-- start PROVIDED DATA --

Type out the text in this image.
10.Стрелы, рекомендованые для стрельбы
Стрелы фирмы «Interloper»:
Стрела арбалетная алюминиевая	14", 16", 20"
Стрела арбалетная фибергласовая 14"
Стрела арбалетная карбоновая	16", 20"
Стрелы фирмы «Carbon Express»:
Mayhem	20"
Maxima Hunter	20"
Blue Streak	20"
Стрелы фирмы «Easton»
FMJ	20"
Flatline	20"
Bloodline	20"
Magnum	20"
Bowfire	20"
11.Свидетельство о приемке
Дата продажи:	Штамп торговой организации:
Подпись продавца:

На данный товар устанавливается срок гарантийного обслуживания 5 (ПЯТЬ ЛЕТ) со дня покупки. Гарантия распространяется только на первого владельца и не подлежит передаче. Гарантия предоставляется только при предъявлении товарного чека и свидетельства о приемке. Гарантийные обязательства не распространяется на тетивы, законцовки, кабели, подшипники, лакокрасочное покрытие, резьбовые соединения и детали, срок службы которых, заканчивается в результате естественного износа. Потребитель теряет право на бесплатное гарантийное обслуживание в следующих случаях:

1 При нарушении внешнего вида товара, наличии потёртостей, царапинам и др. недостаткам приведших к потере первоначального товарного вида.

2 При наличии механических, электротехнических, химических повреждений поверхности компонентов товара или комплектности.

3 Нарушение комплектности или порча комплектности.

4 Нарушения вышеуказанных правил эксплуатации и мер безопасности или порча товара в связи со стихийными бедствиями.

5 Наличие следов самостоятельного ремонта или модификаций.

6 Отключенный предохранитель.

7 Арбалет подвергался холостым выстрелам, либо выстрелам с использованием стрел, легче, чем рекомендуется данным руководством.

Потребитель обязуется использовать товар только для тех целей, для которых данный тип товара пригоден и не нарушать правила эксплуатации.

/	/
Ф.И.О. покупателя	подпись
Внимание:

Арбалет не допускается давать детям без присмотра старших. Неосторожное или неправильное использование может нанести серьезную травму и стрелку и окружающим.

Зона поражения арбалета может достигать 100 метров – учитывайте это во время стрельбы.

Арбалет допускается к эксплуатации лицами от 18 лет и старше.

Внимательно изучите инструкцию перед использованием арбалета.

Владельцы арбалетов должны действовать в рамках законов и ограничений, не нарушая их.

-- end PROVIDED DATA --

- **TASK PROMPT**
Return the listing above in full, character for character.

- **OUTPUT FOR THIS EXERCISE**
Type out the text in this image.
10.Стрелы, рекомендованые для стрельбы
Стрелы фирмы «Interloper»:
Стрела арбалетная алюминиевая	14", 16", 20"
Стрела арбалетная фибергласовая 14"
Стрела арбалетная карбоновая	16", 20"
Стрелы фирмы «Carbon Express»:
Mayhem	20"
Maxima Hunter	20"
Blue Streak	20"
Стрелы фирмы «Easton»
FMJ	20"
Flatline	20"
Bloodline	20"
Magnum	20"
Bowfire	20"
11.Свидетельство о приемке
Дата продажи:	Штамп торговой организации:
Подпись продавца:

На данный товар устанавливается срок гарантийного обслуживания 5 (ПЯТЬ ЛЕТ) со дня покупки. Гарантия распространяется только на первого владельца и не подлежит передаче. Гарантия предоставляется только при предъявлении товарного чека и свидетельства о приемке. Гарантийные обязательства не распространяется на тетивы, законцовки, кабели, подшипники, лакокрасочное покрытие, резьбовые соединения и детали, срок службы которых, заканчивается в результате естественного износа. Потребитель теряет право на бесплатное гарантийное обслуживание в следующих случаях:

1 При нарушении внешнего вида товара, наличии потёртостей, царапинам и др. недостаткам приведших к потере первоначального товарного вида.

2 При наличии механических, электротехнических, химических повреждений поверхности компонентов товара или комплектности.

3 Нарушение комплектности или порча комплектности.

4 Нарушения вышеуказанных правил эксплуатации и мер безопасности или порча товара в связи со стихийными бедствиями.

5 Наличие следов самостоятельного ремонта или модификаций.

6 Отключенный предохранитель.

7 Арбалет подвергался холостым выстрелам, либо выстрелам с использованием стрел, легче, чем рекомендуется данным руководством.

Потребитель обязуется использовать товар только для тех целей, для которых данный тип товара пригоден и не нарушать правила эксплуатации.

/	/
Ф.И.О. покупателя	подпись
Внимание:

Арбалет не допускается давать детям без присмотра старших. Неосторожное или неправильное использование может нанести серьезную травму и стрелку и окружающим.

Зона поражения арбалета может достигать 100 метров – учитывайте это во время стрельбы.

Арбалет допускается к эксплуатации лицами от 18 лет и старше.

Внимательно изучите инструкцию перед использованием арбалета.

Владельцы арбалетов должны действовать в рамках законов и ограничений, не нарушая их.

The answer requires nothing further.